▶ [Direction] Copy each line of the data below with the word "Farine".

* begin *

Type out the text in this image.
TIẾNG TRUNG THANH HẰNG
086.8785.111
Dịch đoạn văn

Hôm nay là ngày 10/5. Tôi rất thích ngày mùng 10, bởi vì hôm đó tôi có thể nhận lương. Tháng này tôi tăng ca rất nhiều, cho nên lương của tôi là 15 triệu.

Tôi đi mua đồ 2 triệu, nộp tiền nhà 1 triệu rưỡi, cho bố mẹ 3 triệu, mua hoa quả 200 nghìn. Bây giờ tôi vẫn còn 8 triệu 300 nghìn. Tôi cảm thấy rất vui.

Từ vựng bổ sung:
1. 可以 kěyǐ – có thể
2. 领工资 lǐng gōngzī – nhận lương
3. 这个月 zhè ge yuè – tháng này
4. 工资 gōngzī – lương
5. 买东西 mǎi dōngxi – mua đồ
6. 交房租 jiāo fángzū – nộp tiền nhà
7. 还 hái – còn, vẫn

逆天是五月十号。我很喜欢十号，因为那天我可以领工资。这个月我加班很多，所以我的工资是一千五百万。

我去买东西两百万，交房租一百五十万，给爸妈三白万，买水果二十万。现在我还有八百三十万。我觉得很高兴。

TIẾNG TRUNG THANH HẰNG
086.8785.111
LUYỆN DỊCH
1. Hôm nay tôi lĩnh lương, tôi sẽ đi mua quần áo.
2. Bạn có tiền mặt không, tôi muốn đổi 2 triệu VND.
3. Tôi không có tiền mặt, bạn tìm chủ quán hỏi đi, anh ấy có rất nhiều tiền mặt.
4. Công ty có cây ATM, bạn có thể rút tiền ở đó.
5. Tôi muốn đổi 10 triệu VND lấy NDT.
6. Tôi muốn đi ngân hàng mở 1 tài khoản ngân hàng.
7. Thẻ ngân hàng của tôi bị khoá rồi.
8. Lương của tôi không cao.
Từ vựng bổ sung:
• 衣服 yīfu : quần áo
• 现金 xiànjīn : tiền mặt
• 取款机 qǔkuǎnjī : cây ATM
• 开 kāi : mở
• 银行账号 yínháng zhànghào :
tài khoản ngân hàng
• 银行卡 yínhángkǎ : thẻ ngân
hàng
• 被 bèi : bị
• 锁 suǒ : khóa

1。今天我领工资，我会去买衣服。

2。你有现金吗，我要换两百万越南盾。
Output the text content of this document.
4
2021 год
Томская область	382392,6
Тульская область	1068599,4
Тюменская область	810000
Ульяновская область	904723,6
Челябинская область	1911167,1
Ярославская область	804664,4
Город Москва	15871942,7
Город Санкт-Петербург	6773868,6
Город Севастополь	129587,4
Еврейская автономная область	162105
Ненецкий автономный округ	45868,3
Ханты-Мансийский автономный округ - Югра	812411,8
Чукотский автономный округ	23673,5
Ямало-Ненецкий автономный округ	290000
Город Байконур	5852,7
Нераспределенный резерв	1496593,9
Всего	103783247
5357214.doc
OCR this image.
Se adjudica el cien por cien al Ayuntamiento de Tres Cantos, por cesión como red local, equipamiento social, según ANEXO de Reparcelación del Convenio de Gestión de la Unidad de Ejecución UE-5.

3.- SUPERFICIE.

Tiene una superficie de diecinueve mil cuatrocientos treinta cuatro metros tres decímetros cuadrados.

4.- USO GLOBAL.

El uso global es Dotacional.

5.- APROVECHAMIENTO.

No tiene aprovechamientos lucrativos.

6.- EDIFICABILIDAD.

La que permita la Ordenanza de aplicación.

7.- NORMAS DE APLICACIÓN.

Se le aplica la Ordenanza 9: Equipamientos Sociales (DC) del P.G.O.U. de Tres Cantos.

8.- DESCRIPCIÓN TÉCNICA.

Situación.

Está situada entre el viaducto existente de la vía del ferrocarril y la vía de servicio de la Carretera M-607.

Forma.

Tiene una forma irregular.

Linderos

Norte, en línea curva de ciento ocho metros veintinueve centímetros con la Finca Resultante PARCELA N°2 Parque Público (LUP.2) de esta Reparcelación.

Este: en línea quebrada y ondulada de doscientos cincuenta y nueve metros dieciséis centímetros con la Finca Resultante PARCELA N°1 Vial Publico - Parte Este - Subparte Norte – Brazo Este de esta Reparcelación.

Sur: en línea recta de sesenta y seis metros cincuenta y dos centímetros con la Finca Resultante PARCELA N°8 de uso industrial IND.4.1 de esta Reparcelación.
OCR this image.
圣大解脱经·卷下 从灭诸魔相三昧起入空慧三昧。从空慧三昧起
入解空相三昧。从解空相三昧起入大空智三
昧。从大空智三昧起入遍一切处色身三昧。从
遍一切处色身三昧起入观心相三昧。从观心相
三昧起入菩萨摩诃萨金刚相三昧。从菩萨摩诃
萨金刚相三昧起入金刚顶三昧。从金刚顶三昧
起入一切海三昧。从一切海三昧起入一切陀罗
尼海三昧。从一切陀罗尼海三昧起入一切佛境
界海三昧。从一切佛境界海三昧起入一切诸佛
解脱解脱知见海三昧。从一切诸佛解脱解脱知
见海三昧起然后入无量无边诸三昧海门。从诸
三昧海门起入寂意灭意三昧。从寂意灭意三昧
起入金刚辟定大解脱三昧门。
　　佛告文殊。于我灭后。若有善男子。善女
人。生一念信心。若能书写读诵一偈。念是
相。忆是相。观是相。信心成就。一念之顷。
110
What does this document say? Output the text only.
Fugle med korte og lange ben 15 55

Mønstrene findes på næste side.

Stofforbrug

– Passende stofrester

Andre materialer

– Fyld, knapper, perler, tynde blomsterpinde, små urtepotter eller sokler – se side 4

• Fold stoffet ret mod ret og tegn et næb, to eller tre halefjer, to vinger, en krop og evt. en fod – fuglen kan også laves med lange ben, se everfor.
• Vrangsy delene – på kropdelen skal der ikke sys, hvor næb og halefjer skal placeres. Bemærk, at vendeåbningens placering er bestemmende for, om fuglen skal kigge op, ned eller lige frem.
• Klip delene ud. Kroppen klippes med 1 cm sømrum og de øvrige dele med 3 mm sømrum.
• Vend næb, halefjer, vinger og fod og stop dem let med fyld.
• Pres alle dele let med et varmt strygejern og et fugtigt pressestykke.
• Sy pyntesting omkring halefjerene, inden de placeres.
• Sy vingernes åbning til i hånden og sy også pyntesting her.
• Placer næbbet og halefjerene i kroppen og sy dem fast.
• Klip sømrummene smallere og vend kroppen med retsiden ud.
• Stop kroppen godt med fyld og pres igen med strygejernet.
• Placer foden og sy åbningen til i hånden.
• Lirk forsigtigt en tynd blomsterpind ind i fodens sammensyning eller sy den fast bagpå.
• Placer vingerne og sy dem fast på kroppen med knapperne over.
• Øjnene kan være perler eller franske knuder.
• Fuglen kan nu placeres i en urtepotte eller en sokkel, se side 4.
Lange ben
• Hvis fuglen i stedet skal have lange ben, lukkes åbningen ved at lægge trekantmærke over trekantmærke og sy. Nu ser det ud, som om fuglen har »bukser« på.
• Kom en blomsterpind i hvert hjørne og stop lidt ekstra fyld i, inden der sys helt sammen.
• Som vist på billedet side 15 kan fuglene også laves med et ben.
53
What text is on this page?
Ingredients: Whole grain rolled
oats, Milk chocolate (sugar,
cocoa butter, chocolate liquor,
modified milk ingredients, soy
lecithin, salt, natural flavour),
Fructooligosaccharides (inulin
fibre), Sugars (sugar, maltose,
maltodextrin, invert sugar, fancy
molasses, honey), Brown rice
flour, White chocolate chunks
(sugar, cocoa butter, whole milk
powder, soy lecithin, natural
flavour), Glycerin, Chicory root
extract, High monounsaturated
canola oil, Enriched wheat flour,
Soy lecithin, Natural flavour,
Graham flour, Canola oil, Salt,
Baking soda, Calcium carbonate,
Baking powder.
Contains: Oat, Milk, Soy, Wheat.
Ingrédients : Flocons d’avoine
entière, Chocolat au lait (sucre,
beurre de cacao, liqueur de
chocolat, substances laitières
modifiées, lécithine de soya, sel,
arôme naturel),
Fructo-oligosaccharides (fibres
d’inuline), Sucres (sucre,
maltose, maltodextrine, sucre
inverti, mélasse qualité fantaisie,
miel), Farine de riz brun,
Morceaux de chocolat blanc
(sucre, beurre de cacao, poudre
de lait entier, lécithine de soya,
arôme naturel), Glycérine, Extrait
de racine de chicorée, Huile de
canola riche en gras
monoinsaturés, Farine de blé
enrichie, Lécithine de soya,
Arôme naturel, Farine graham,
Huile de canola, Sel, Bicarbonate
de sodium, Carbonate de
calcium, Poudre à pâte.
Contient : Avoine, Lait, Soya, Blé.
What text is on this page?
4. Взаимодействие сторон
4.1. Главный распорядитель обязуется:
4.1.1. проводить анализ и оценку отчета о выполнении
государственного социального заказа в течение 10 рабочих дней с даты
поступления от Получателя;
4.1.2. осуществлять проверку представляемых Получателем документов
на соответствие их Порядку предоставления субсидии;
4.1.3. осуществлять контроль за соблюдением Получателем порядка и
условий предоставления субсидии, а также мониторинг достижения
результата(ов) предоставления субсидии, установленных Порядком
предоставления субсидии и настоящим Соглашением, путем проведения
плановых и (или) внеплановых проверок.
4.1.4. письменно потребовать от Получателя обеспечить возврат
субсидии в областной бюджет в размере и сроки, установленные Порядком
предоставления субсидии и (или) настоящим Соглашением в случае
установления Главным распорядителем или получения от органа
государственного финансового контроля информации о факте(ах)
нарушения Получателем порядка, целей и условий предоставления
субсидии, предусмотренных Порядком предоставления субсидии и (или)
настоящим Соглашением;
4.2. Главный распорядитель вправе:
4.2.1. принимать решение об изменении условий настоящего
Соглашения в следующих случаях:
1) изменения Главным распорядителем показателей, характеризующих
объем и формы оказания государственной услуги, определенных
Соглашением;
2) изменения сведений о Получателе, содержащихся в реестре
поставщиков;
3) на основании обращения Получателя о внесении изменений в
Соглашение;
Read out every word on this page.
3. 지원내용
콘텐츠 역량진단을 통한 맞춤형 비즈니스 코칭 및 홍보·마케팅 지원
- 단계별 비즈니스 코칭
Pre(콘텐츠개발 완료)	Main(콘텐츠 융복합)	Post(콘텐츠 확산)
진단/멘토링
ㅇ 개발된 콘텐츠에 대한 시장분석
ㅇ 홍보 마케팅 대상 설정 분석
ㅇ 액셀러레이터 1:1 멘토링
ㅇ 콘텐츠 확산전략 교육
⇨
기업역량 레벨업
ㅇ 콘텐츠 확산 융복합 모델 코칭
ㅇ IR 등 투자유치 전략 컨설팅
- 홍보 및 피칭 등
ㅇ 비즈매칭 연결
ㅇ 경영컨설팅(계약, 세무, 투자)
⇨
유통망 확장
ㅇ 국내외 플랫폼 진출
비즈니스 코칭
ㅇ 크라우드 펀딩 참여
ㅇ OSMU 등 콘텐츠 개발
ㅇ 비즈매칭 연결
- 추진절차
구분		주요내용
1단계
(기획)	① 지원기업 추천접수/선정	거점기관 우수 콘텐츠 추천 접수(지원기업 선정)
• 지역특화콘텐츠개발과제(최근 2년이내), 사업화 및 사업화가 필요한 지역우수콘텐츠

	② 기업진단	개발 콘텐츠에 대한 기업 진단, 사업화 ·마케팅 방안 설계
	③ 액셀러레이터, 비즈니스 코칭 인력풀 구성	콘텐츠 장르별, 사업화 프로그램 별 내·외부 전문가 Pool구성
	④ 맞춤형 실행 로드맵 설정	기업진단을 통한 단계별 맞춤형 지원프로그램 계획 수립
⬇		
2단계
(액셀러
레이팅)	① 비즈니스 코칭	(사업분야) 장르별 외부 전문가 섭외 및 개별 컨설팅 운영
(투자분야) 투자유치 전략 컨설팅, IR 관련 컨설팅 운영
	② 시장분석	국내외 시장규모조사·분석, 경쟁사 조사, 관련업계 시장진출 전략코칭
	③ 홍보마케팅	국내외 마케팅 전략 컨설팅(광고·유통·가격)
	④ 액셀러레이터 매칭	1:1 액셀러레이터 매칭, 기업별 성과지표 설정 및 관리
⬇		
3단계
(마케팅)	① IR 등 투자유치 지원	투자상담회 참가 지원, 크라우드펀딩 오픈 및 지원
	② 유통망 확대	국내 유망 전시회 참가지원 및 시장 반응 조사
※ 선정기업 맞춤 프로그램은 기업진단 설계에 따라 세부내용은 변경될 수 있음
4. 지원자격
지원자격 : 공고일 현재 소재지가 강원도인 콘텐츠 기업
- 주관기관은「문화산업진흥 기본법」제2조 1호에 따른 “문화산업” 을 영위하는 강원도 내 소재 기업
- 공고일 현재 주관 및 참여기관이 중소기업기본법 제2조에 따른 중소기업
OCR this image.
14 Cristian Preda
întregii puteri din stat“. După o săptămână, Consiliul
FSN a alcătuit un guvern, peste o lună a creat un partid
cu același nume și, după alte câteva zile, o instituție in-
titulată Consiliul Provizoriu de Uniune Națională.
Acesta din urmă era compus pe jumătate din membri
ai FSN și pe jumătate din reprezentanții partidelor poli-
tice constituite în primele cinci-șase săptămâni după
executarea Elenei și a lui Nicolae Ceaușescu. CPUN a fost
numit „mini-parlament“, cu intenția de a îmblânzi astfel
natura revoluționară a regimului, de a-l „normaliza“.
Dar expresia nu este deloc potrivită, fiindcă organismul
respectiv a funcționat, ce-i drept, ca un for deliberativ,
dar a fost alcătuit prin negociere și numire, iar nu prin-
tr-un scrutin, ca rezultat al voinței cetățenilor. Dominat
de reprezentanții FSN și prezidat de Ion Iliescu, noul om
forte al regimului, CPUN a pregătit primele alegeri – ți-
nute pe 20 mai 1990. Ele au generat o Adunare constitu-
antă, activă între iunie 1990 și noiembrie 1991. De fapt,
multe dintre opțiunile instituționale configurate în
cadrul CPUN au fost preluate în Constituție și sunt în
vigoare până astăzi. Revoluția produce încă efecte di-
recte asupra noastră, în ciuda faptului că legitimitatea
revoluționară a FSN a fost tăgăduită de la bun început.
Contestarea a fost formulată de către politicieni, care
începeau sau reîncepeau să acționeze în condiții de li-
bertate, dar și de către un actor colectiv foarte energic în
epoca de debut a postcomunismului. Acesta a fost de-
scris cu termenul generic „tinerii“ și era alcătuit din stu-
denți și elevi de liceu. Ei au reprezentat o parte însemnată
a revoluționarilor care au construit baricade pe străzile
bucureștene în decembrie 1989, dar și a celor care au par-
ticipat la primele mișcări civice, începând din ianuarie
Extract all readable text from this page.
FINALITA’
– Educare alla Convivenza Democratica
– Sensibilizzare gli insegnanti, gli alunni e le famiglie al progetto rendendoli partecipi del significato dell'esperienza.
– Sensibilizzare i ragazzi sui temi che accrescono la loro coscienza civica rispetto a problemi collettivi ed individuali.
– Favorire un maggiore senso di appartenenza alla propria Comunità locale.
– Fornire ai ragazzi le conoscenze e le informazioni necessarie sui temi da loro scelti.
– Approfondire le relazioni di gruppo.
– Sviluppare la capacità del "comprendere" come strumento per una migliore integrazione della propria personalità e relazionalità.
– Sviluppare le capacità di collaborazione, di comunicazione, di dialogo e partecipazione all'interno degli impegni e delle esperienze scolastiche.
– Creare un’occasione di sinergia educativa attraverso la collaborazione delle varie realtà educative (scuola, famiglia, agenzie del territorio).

* end *

▶ [Result of this exercise]
miel), Farine de riz brun,
monoinsaturés, Farine de blé
Arôme naturel, Farine graham,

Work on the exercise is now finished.